Work required. Please reproduce, word for word, the lines in the records starting with the line that contains "x-tick-label: 2020 — [240, 396, 285, 420]" and going on through the line that contains "y-tick-label: 100 — [104, 320, 138, 345]".

Visual layout records
START

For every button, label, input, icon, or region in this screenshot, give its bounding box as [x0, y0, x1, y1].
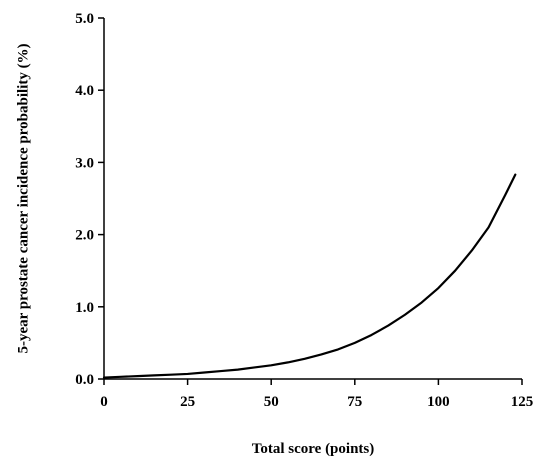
axes [103, 18, 522, 380]
y-tick-label: 1.0 [75, 300, 94, 316]
y-ticks: 0.0 1.0 2.0 3.0 4.0 5.0 [75, 11, 104, 388]
y-axis-title: 5-year prostate cancer incidence probabi… [15, 43, 31, 353]
plot-area [102, 173, 517, 379]
x-tick-label: 125 [511, 394, 534, 410]
x-axis-title: Total score (points) [252, 441, 375, 457]
series-line [102, 173, 517, 379]
y-tick-label: 0.0 [75, 372, 94, 388]
y-tick-label: 3.0 [75, 155, 94, 171]
x-ticks: 0 25 50 75 100 125 [100, 379, 533, 410]
x-tick-label: 75 [347, 394, 362, 410]
y-tick-label: 4.0 [75, 83, 94, 99]
x-tick-label: 100 [427, 394, 450, 410]
x-tick-label: 0 [100, 394, 108, 410]
x-tick-label: 25 [180, 394, 195, 410]
x-tick-label: 50 [264, 394, 279, 410]
y-tick-label: 2.0 [75, 228, 94, 244]
y-tick-label: 5.0 [75, 11, 94, 27]
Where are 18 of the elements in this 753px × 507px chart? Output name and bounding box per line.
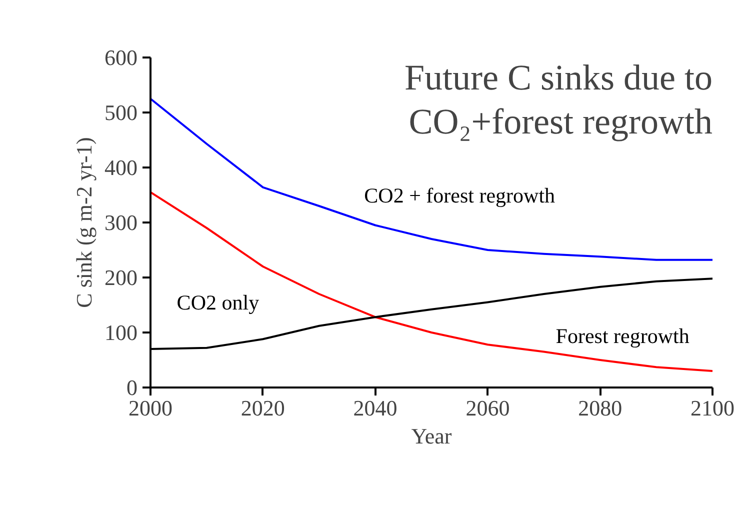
x-tick-label: 2020 — [240, 396, 285, 420]
y-tick-label: 500 — [104, 100, 138, 125]
series-label: CO2 + forest regrowth — [364, 184, 556, 208]
y-tick-label: 200 — [104, 265, 138, 290]
text: Future C sinks due to CO₂+forest regrowth — [404, 58, 713, 142]
series-label: Forest regrowth — [556, 324, 690, 348]
x-tick-label: 2060 — [466, 396, 510, 420]
y-tick-label: 300 — [104, 210, 138, 235]
line-series — [150, 98, 712, 261]
y-tick-label: 100 — [104, 320, 138, 345]
x-tick-label: 2100 — [690, 396, 734, 420]
y-tick-label: 600 — [104, 45, 138, 70]
x-axis-title: Year — [411, 424, 452, 448]
x-tick-label: 2040 — [353, 396, 398, 420]
y-tick-label: 400 — [104, 155, 138, 180]
series-label: CO2 only — [176, 290, 260, 314]
x-tick-label: 2080 — [578, 396, 622, 420]
y-axis-title: C sink (g m-2 yr-1) — [72, 137, 96, 308]
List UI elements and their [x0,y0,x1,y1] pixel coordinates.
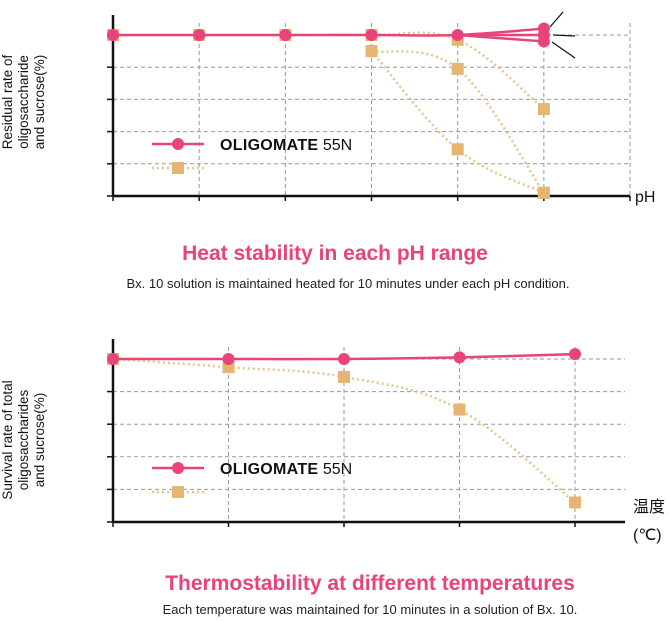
sucrose-point [451,143,464,156]
chart1-title: Heat stability in each pH range [182,242,488,265]
chart1-series [107,22,550,199]
chart2-xlabel-line-1: 温度 [633,498,665,516]
annotation-leader [552,34,576,37]
sucrose-series-line [113,31,545,111]
oligo-point [569,348,581,361]
sucrose-point [537,186,550,199]
legend-oligo-label: OLIGOMATE 55N [220,137,352,154]
oligo-point [537,35,550,48]
chart1-grid [113,23,631,196]
oligo-point [338,353,350,365]
oligo-point [107,353,119,365]
legend-oligo-suffix: 55N [318,461,352,478]
chart1-xlabel: pH [635,189,655,206]
oligo-point [365,29,378,41]
chart1-note: Bx. 10 solution is maintained heated for… [127,276,570,291]
sucrose-point [453,403,466,416]
sucrose-point [537,103,550,116]
legend-sucrose-marker [172,486,184,498]
chart1-ylabel-line-1: Residual rate of [0,54,15,149]
legend-oligo-brand: OLIGOMATE [220,137,318,154]
sucrose-point [451,62,464,75]
chart2-series [107,348,581,509]
oligo-point [222,353,235,365]
chart2-ylabel-line-3: and sucrose(%) [32,393,47,488]
chart1-ylabel-line-3: and sucrose(%) [32,55,47,150]
oligo-point [279,29,292,41]
chart1-legend: OLIGOMATE 55N [152,137,352,174]
chart2-legend: OLIGOMATE 55N [152,461,352,498]
chart2-grid [113,347,625,522]
chart2-axes [107,339,625,527]
oligo-point [107,29,119,41]
sucrose-point [365,45,378,58]
chart1-ylabel-line-2: oligosaccharide [16,55,31,149]
chart1-axes [107,15,631,201]
legend-oligo-suffix: 55N [318,137,352,154]
sucrose-point [338,370,350,383]
chart2-title: Thermostability at different temperature… [165,572,575,595]
oligo-point [453,351,466,364]
sucrose-point [569,496,581,509]
legend-oligo-label: OLIGOMATE 55N [220,461,352,478]
chart2-xlabel-line-2: (℃) [633,527,662,544]
legend-oligo-brand: OLIGOMATE [220,461,318,478]
chart2-ylabel-line-1: Survival rate of total [0,380,15,499]
legend-oligo-marker [172,138,184,150]
legend-sucrose-marker [172,162,184,174]
annotation-leader [549,11,564,28]
chart1-annotations [549,11,576,59]
annotation-leader [551,41,576,59]
chart2-ylabel-line-2: oligosaccharides [16,389,31,490]
chart2-note: Each temperature was maintained for 10 m… [163,602,578,617]
oligo-point [193,29,206,41]
legend-oligo-marker [172,462,184,474]
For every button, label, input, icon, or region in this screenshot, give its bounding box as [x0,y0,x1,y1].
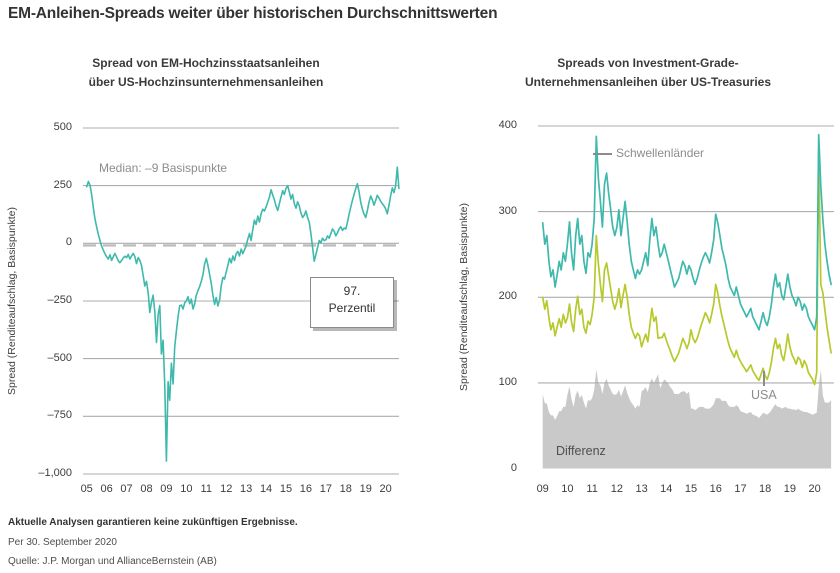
right-y-tick-label: 400 [498,119,517,131]
left-y-tick-label: –250 [47,293,72,306]
left-y-tick-label: 500 [53,120,72,133]
right-x-tick-label: 10 [561,483,574,495]
left-x-tick-label: 13 [240,483,253,495]
left-y-tick-label: 250 [53,178,72,191]
left-x-tick-label: 05 [80,483,93,495]
left-y-tick-label: –750 [47,409,72,422]
right-y-tick-label: 300 [498,204,517,217]
differenz-area [542,369,832,469]
as-of-date: Per 30. September 2020 [8,537,117,548]
right-x-tick-label: 13 [635,483,648,495]
right-x-tick-label: 09 [536,483,549,495]
median-annotation: Median: –9 Basispunkte [99,161,228,175]
left-x-tick-label: 08 [140,483,153,495]
left-x-tick-label: 12 [220,483,233,495]
schwellenlaender-leader-line [593,153,612,155]
left-x-tick-label: 10 [180,483,193,495]
left-y-tick-label: –500 [47,351,72,364]
usa-line [541,148,832,386]
left-x-tick-label: 15 [279,483,293,495]
left-spread-line [85,166,400,462]
right-x-tick-label: 15 [684,483,698,495]
source-text: Quelle: J.P. Morgan und AllianceBernstei… [8,556,217,567]
disclaimer-text: Aktuelle Analysen garantieren keine zukü… [8,517,298,528]
right-x-tick-label: 17 [734,483,747,495]
right-x-tick-label: 16 [709,483,722,495]
left-x-tick-label: 19 [359,483,372,495]
left-x-tick-label: 18 [339,483,352,495]
right-x-tick-label: 11 [586,483,598,495]
left-y-tick-label: –1,000 [38,466,72,479]
schwellenlaender-line [541,133,832,331]
series-label-usa: USA [751,388,777,402]
left-x-tick-label: 16 [299,483,313,495]
usa-leader-line [763,371,765,386]
left-x-tick-label: 07 [120,483,133,495]
right-x-tick-label: 19 [783,483,797,495]
right-y-tick-label: 100 [498,375,517,388]
left-x-tick-label: 11 [200,483,212,495]
left-chart-title: Spread von EM-Hochzinsstaatsanleihen übe… [88,56,324,89]
right-x-tick-label: 18 [759,483,772,495]
left-y-axis-title: Spread (Renditeaufschlag, Basispunkte) [6,207,18,395]
left-x-tick-label: 06 [100,483,113,495]
right-y-tick-label: 200 [498,290,517,303]
right-chart-title: Spreads von Investment-Grade- Unternehme… [524,56,772,89]
right-x-tick-label: 14 [660,483,673,495]
percentile-callout-box: 97. Perzentil [310,277,394,328]
left-x-tick-label: 20 [379,483,392,495]
right-x-tick-label: 20 [808,483,821,495]
right-y-tick-label: 0 [510,461,517,474]
left-x-tick-label: 14 [259,483,273,495]
right-x-tick-label: 12 [610,483,623,495]
series-label-differenz: Differenz [556,444,606,458]
left-x-tick-label: 09 [160,483,173,495]
left-y-tick-label: 0 [65,236,72,249]
left-x-tick-label: 17 [319,483,332,495]
series-label-schwellenlaender: Schwellenländer [616,146,705,160]
page-title: EM-Anleihen-Spreads weiter über historis… [8,5,498,22]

END

Exercise result.
x-tick-label: 2020 — [240, 396, 285, 420]
y-tick-label: 500 — [104, 100, 138, 125]
series-label: CO2 + forest regrowth — [364, 184, 556, 208]
y-tick-label: 200 — [104, 265, 138, 290]
text: Future C sinks due to CO₂+forest regrowth — [404, 58, 713, 142]
series-label: Forest regrowth — [556, 324, 690, 348]
x-tick-label: 2060 — [466, 396, 510, 420]
y-tick-label: 300 — [104, 210, 138, 235]
line-series — [150, 98, 712, 261]
y-tick-label: 100 — [104, 320, 138, 345]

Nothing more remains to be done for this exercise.